Given task:
In the entries below, find the lines with the word "Number" and copy them.

(Excerpt from a dataset)
________________

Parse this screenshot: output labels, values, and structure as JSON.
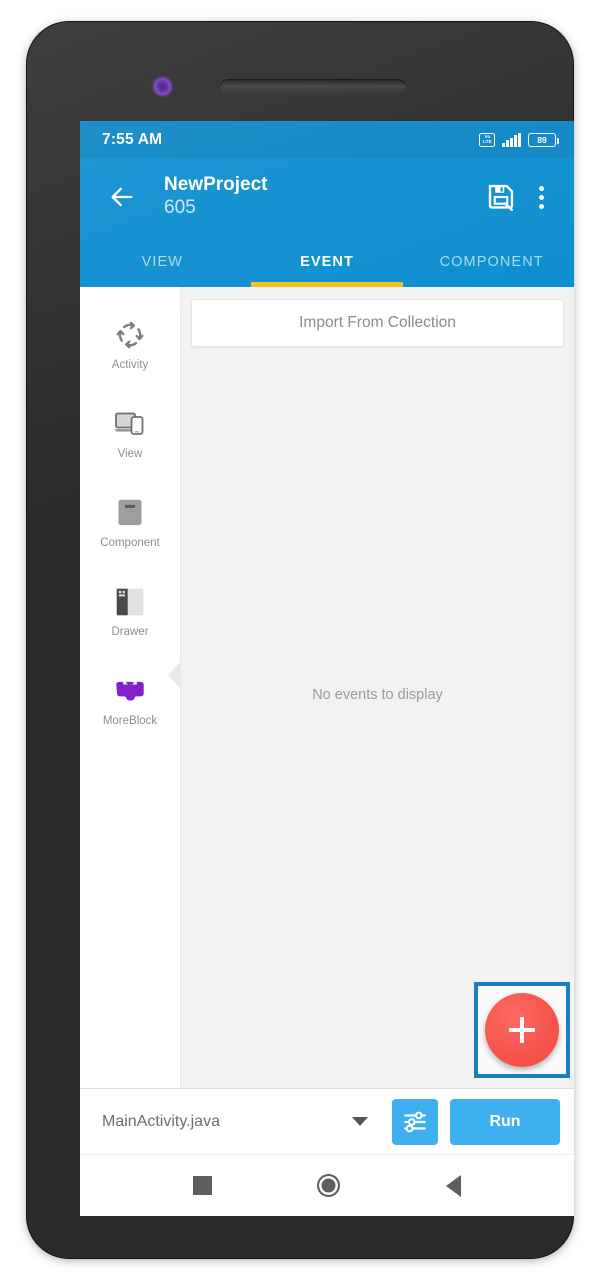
{
  "status_bar": {
    "time": "7:55 AM",
    "volte_top": "Vo",
    "volte_bottom": "LTE",
    "battery_level": "89",
    "signal_icon": "signal-bars-icon",
    "volte_icon": "volte-icon",
    "battery_icon": "battery-icon"
  },
  "app_bar": {
    "back_icon": "arrow-left-icon",
    "title": "NewProject",
    "subtitle": "605",
    "save_icon": "save-floppy-icon",
    "overflow_icon": "more-vertical-icon"
  },
  "tabs": {
    "items": [
      {
        "label": "VIEW",
        "active": false
      },
      {
        "label": "EVENT",
        "active": true
      },
      {
        "label": "COMPONENT",
        "active": false
      }
    ],
    "active_indicator_color": "#f5c01f"
  },
  "sidebar": {
    "items": [
      {
        "label": "Activity",
        "icon": "recycle-arrows-icon",
        "selected": false
      },
      {
        "label": "View",
        "icon": "devices-icon",
        "selected": false
      },
      {
        "label": "Component",
        "icon": "component-square-icon",
        "selected": false
      },
      {
        "label": "Drawer",
        "icon": "drawer-icon",
        "selected": false
      },
      {
        "label": "MoreBlock",
        "icon": "puzzle-block-icon",
        "selected": true
      }
    ]
  },
  "content": {
    "import_button_label": "Import From Collection",
    "empty_state_text": "No events to display",
    "fab": {
      "icon": "plus-icon",
      "color": "#f6544c",
      "highlight_border_color": "#1a7fc1"
    }
  },
  "bottom_bar": {
    "file_value": "MainActivity.java",
    "dropdown_icon": "chevron-down-icon",
    "settings_icon": "sliders-icon",
    "run_label": "Run",
    "accent_color": "#3fb0ef"
  },
  "nav_bar": {
    "recents_icon": "square-recents-icon",
    "home_icon": "circle-home-icon",
    "back_icon": "triangle-back-icon"
  },
  "device": {
    "camera_icon": "front-camera-icon",
    "speaker_icon": "earpiece-speaker-icon"
  },
  "theme": {
    "status_bar_color": "#0d86c4",
    "app_bar_color": "#0d8ecf",
    "content_bg": "#f2f2f2"
  }
}
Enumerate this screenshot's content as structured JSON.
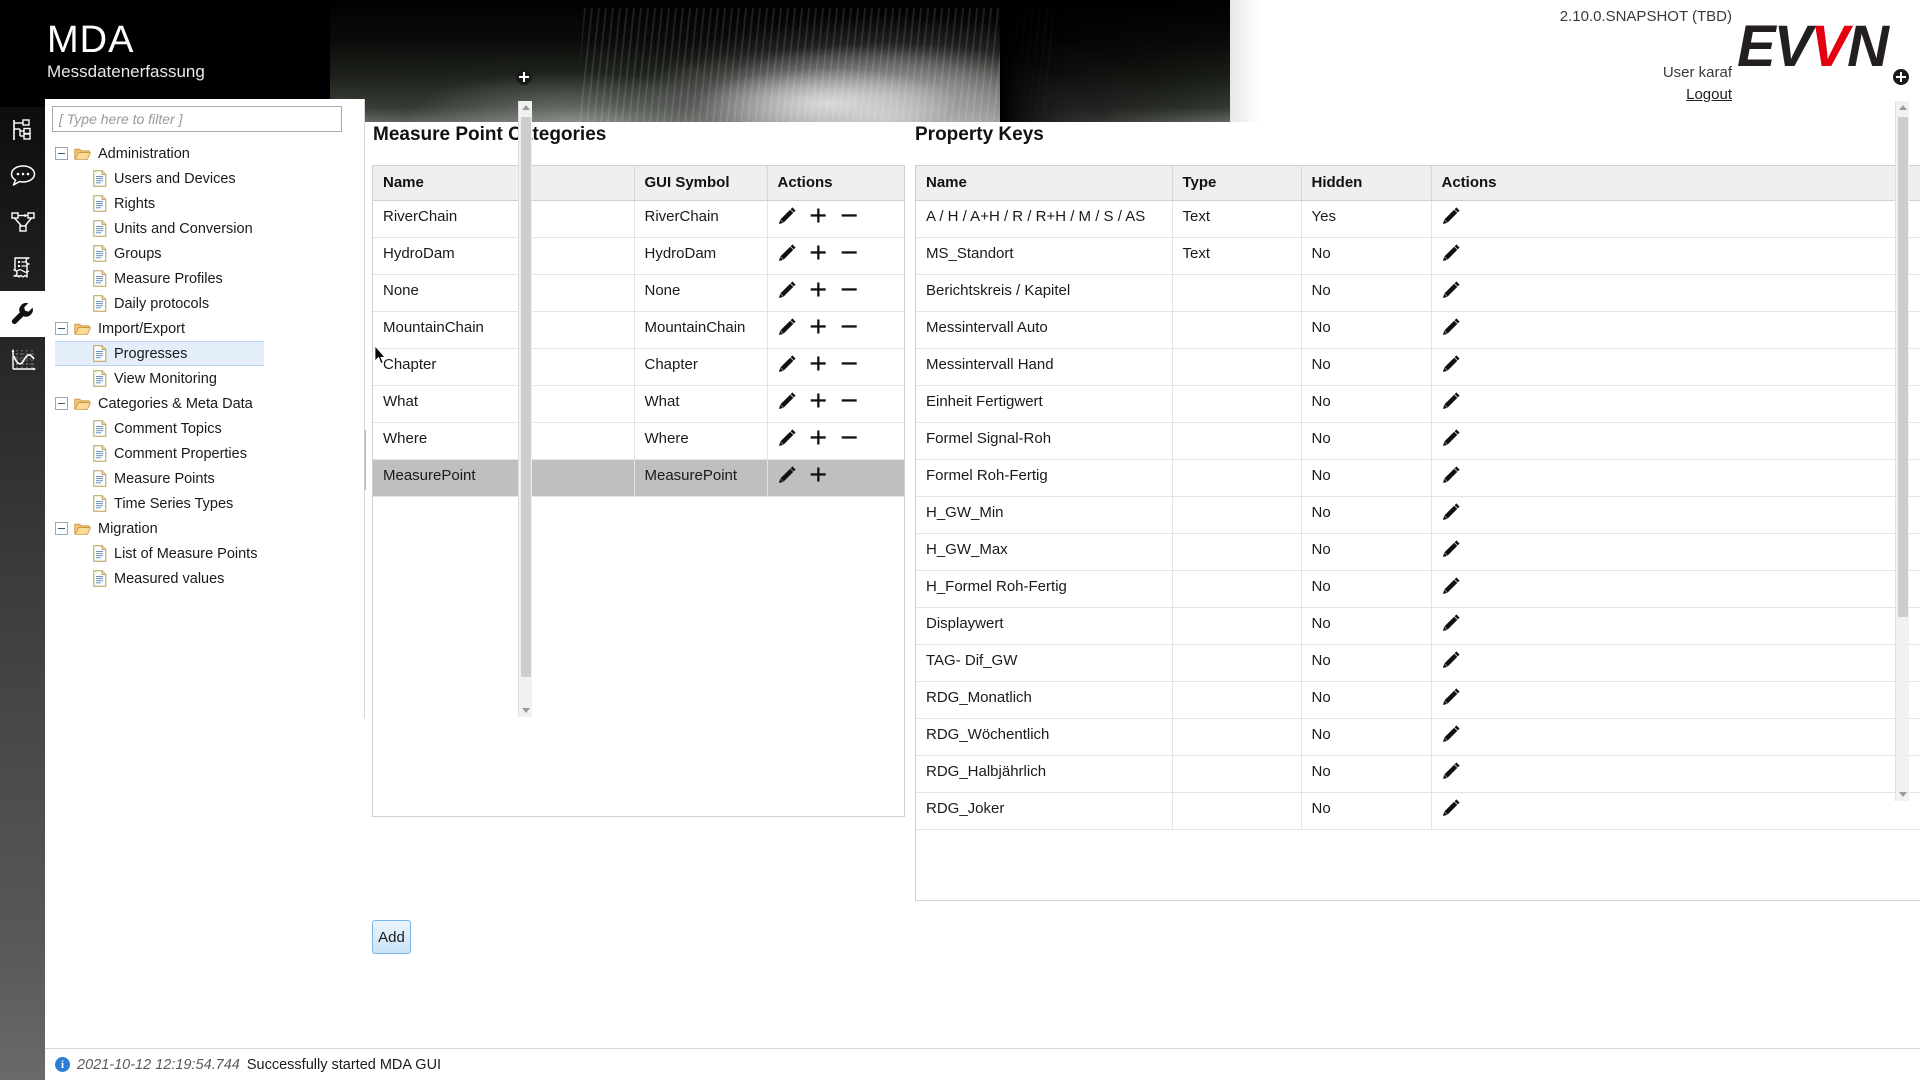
{
  "header": {
    "app_title": "MDA",
    "app_subtitle": "Messdatenerfassung",
    "version": "2.10.0.SNAPSHOT (TBD)",
    "user_label": "User karaf",
    "logout_label": "Logout",
    "logo": {
      "part1": "EV",
      "part2": "V",
      "part3": "N",
      "accent_color": "#e3000f",
      "dark_color": "#231f20"
    }
  },
  "rail": {
    "items": [
      {
        "name": "hierarchy-icon"
      },
      {
        "name": "comment-icon"
      },
      {
        "name": "flow-diagram-icon"
      },
      {
        "name": "protocol-scroll-icon"
      },
      {
        "name": "wrench-icon",
        "active": true
      },
      {
        "name": "chart-icon"
      }
    ]
  },
  "sidebar": {
    "filter_placeholder": "[ Type here to filter ]",
    "filter_value": "",
    "tree": [
      {
        "label": "Administration",
        "type": "folder",
        "expanded": true
      },
      {
        "label": "Users and Devices",
        "type": "doc"
      },
      {
        "label": "Rights",
        "type": "doc"
      },
      {
        "label": "Units and Conversion",
        "type": "doc"
      },
      {
        "label": "Groups",
        "type": "doc"
      },
      {
        "label": "Measure Profiles",
        "type": "doc"
      },
      {
        "label": "Daily protocols",
        "type": "doc"
      },
      {
        "label": "Import/Export",
        "type": "folder",
        "expanded": true
      },
      {
        "label": "Progresses",
        "type": "doc",
        "selected": true
      },
      {
        "label": "View Monitoring",
        "type": "doc"
      },
      {
        "label": "Categories & Meta Data",
        "type": "folder",
        "expanded": true
      },
      {
        "label": "Comment Topics",
        "type": "doc"
      },
      {
        "label": "Comment Properties",
        "type": "doc"
      },
      {
        "label": "Measure Points",
        "type": "doc"
      },
      {
        "label": "Time Series Types",
        "type": "doc"
      },
      {
        "label": "Migration",
        "type": "folder",
        "expanded": true
      },
      {
        "label": "List of Measure Points",
        "type": "doc"
      },
      {
        "label": "Measured values",
        "type": "doc"
      }
    ]
  },
  "measure_point_categories": {
    "title": "Measure Point Categories",
    "columns": [
      "Name",
      "GUI Symbol",
      "Actions"
    ],
    "rows": [
      {
        "name": "RiverChain",
        "gui_symbol": "RiverChain",
        "actions": [
          "edit",
          "add",
          "remove"
        ],
        "selected": false
      },
      {
        "name": "HydroDam",
        "gui_symbol": "HydroDam",
        "actions": [
          "edit",
          "add",
          "remove"
        ],
        "selected": false
      },
      {
        "name": "None",
        "gui_symbol": "None",
        "actions": [
          "edit",
          "add",
          "remove"
        ],
        "selected": false
      },
      {
        "name": "MountainChain",
        "gui_symbol": "MountainChain",
        "actions": [
          "edit",
          "add",
          "remove"
        ],
        "selected": false
      },
      {
        "name": "Chapter",
        "gui_symbol": "Chapter",
        "actions": [
          "edit",
          "add",
          "remove"
        ],
        "selected": false
      },
      {
        "name": "What",
        "gui_symbol": "What",
        "actions": [
          "edit",
          "add",
          "remove"
        ],
        "selected": false
      },
      {
        "name": "Where",
        "gui_symbol": "Where",
        "actions": [
          "edit",
          "add",
          "remove"
        ],
        "selected": false
      },
      {
        "name": "MeasurePoint",
        "gui_symbol": "MeasurePoint",
        "actions": [
          "edit",
          "add"
        ],
        "selected": true
      }
    ],
    "add_button_label": "Add"
  },
  "property_keys": {
    "title": "Property Keys",
    "columns": [
      "Name",
      "Type",
      "Hidden",
      "Actions"
    ],
    "rows": [
      {
        "name": "A / H / A+H / R / R+H / M / S / AS",
        "type": "Text",
        "hidden": "Yes",
        "actions": [
          "edit"
        ]
      },
      {
        "name": "MS_Standort",
        "type": "Text",
        "hidden": "No",
        "actions": [
          "edit"
        ]
      },
      {
        "name": "Berichtskreis / Kapitel",
        "type": "",
        "hidden": "No",
        "actions": [
          "edit"
        ]
      },
      {
        "name": "Messintervall Auto",
        "type": "",
        "hidden": "No",
        "actions": [
          "edit"
        ]
      },
      {
        "name": "Messintervall Hand",
        "type": "",
        "hidden": "No",
        "actions": [
          "edit"
        ]
      },
      {
        "name": "Einheit Fertigwert",
        "type": "",
        "hidden": "No",
        "actions": [
          "edit"
        ]
      },
      {
        "name": "Formel Signal-Roh",
        "type": "",
        "hidden": "No",
        "actions": [
          "edit"
        ]
      },
      {
        "name": "Formel Roh-Fertig",
        "type": "",
        "hidden": "No",
        "actions": [
          "edit"
        ]
      },
      {
        "name": "H_GW_Min",
        "type": "",
        "hidden": "No",
        "actions": [
          "edit"
        ]
      },
      {
        "name": "H_GW_Max",
        "type": "",
        "hidden": "No",
        "actions": [
          "edit"
        ]
      },
      {
        "name": "H_Formel Roh-Fertig",
        "type": "",
        "hidden": "No",
        "actions": [
          "edit"
        ]
      },
      {
        "name": "Displaywert",
        "type": "",
        "hidden": "No",
        "actions": [
          "edit"
        ]
      },
      {
        "name": "TAG- Dif_GW",
        "type": "",
        "hidden": "No",
        "actions": [
          "edit"
        ]
      },
      {
        "name": "RDG_Monatlich",
        "type": "",
        "hidden": "No",
        "actions": [
          "edit"
        ]
      },
      {
        "name": "RDG_Wöchentlich",
        "type": "",
        "hidden": "No",
        "actions": [
          "edit"
        ]
      },
      {
        "name": "RDG_Halbjährlich",
        "type": "",
        "hidden": "No",
        "actions": [
          "edit"
        ]
      },
      {
        "name": "RDG_Joker",
        "type": "",
        "hidden": "No",
        "actions": [
          "edit"
        ]
      }
    ]
  },
  "status": {
    "badge": "i",
    "timestamp": "2021-10-12 12:19:54.744",
    "message": "Successfully started MDA GUI"
  }
}
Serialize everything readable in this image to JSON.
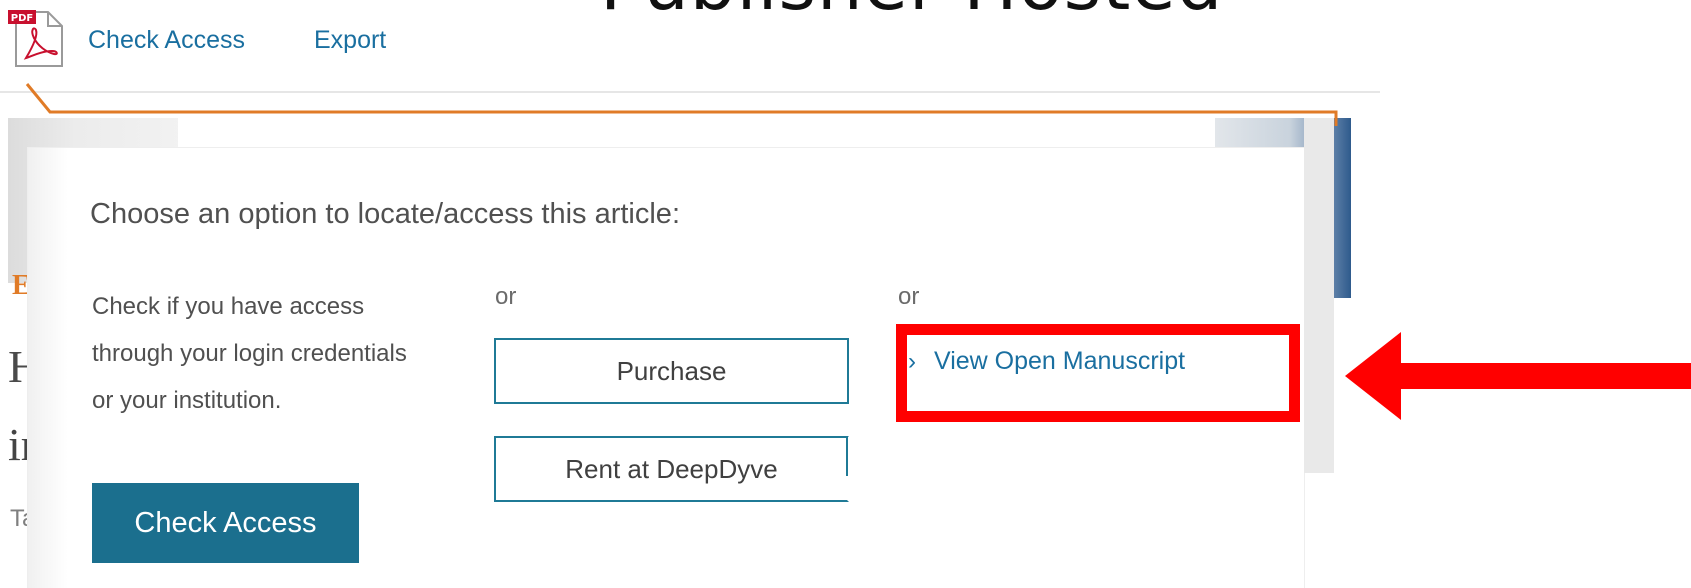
{
  "page": {
    "top_heading": "Publisher Hosted"
  },
  "toolbar": {
    "pdf_icon_label": "PDF",
    "check_access": "Check Access",
    "export": "Export"
  },
  "background": {
    "elsevier_fragment": "E",
    "title_fragment_1": "Hy",
    "title_fragment_2": "in",
    "author_fragment": "Tap"
  },
  "popover": {
    "title": "Choose an option to locate/access this article:",
    "description": "Check if you have access through your login credentials or your institution.",
    "or_1": "or",
    "or_2": "or",
    "purchase_label": "Purchase",
    "rent_label": "Rent at DeepDyve",
    "check_access_label": "Check Access",
    "open_manuscript_label": "View Open Manuscript"
  },
  "colors": {
    "link": "#1a6fa0",
    "button_fill": "#1b6f8e",
    "button_border": "#1f7a96",
    "popover_border": "#e07b27",
    "annotation": "#ff0000"
  },
  "icons": {
    "pdf": "pdf-file-icon",
    "chevron": "chevron-right-icon",
    "arrow": "arrow-left-icon"
  }
}
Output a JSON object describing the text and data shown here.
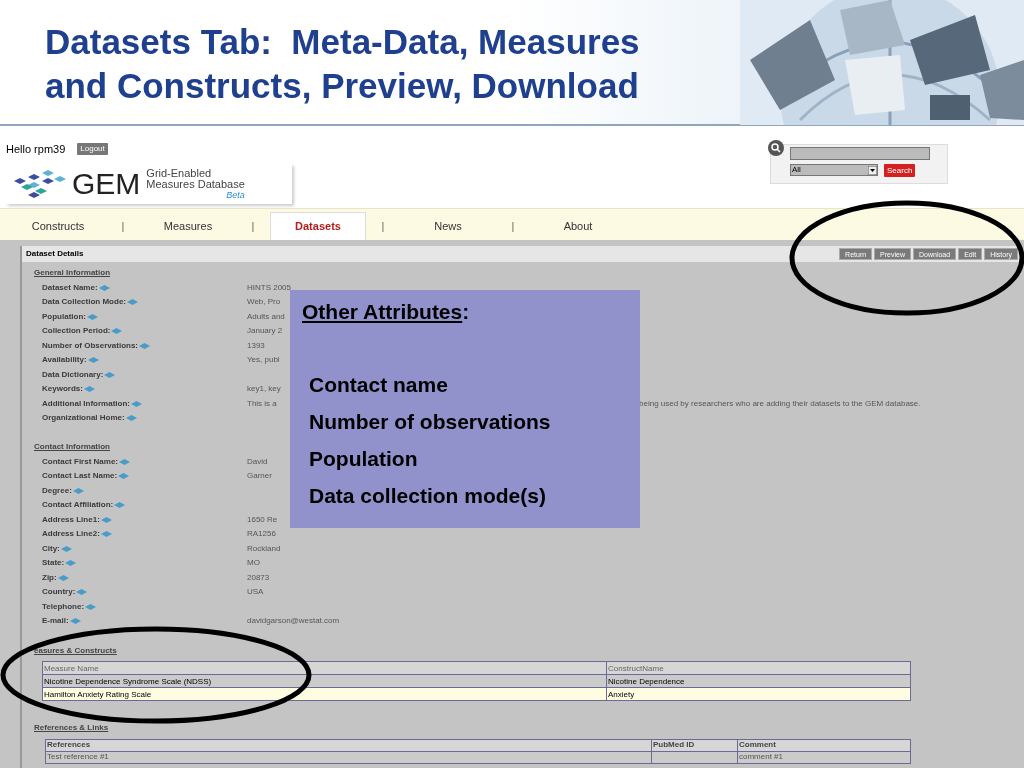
{
  "slide": {
    "title_lines": [
      "Datasets Tab:  Meta-Data, Measures",
      "and Constructs, Preview, Download"
    ]
  },
  "header": {
    "greeting": "Hello rpm39",
    "logout": "Logout",
    "logo": {
      "wordmark": "GEM",
      "subtitle_lines": [
        "Grid-Enabled",
        "Measures Database"
      ],
      "badge": "Beta"
    }
  },
  "search": {
    "scope": "All",
    "button": "Search"
  },
  "tabs": [
    {
      "label": "Constructs",
      "selected": false,
      "separator_after": "|"
    },
    {
      "label": "Measures",
      "selected": false,
      "separator_after": "|"
    },
    {
      "label": "Datasets",
      "selected": true,
      "separator_after": "|"
    },
    {
      "label": "News",
      "selected": false,
      "separator_after": "|"
    },
    {
      "label": "About",
      "selected": false
    }
  ],
  "panel": {
    "title": "Dataset Details",
    "buttons": [
      "Return",
      "Preview",
      "Download",
      "Edit",
      "History"
    ]
  },
  "sections": [
    {
      "heading": "General Information",
      "fields": [
        {
          "label": "Dataset Name:",
          "value": "HINTS 2005"
        },
        {
          "label": "Data Collection Mode:",
          "value": "Web, Pro"
        },
        {
          "label": "Population:",
          "value": "Adults and"
        },
        {
          "label": "Collection Period:",
          "value": "January 2"
        },
        {
          "label": "Number of Observations:",
          "value": "1393"
        },
        {
          "label": "Availability:",
          "value": "Yes, publ"
        },
        {
          "label": "Data Dictionary:"
        },
        {
          "label": "Keywords:",
          "value": "key1, key"
        },
        {
          "label": "Additional Information:",
          "value": "This is a",
          "value_tail": "being used by researchers who are adding their datasets to the GEM database."
        },
        {
          "label": "Organizational Home:"
        }
      ]
    },
    {
      "heading": "Contact Information",
      "fields": [
        {
          "label": "Contact First Name:",
          "value": "David"
        },
        {
          "label": "Contact Last Name:",
          "value": "Garner"
        },
        {
          "label": "Degree:"
        },
        {
          "label": "Contact Affiliation:"
        },
        {
          "label": "Address Line1:",
          "value": "1650 Re"
        },
        {
          "label": "Address Line2:",
          "value": "RA1256"
        },
        {
          "label": "City:",
          "value": "Rockland"
        },
        {
          "label": "State:",
          "value": "MO"
        },
        {
          "label": "Zip:",
          "value": "20873"
        },
        {
          "label": "Country:",
          "value": "USA"
        },
        {
          "label": "Telephone:"
        },
        {
          "label": "E-mail:",
          "value": "davidgarson@westat.com"
        }
      ]
    }
  ],
  "measures": {
    "heading": "easures & Constructs",
    "columns": [
      "Measure Name",
      "ConstructName"
    ],
    "rows": [
      {
        "cells": [
          "Nicotine Dependence Syndrome Scale (NDSS)",
          "Nicotine Dependence"
        ],
        "highlighted": false
      },
      {
        "cells": [
          "Hamilton Anxiety Rating Scale",
          "Anxiety"
        ],
        "highlighted": true
      }
    ]
  },
  "references": {
    "heading": "References & Links",
    "columns": [
      "References",
      "PubMed ID",
      "Comment"
    ],
    "rows": [
      {
        "cells": [
          "Test reference #1",
          "",
          "comment #1"
        ]
      }
    ]
  },
  "callout": {
    "title": "Other Attributes",
    "title_suffix": ":",
    "items": [
      "Contact name",
      "Number of observations",
      "Population",
      "Data collection mode(s)"
    ]
  }
}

________________

Right answer:
          "label": "Number of Observations:",
      "Number of observations",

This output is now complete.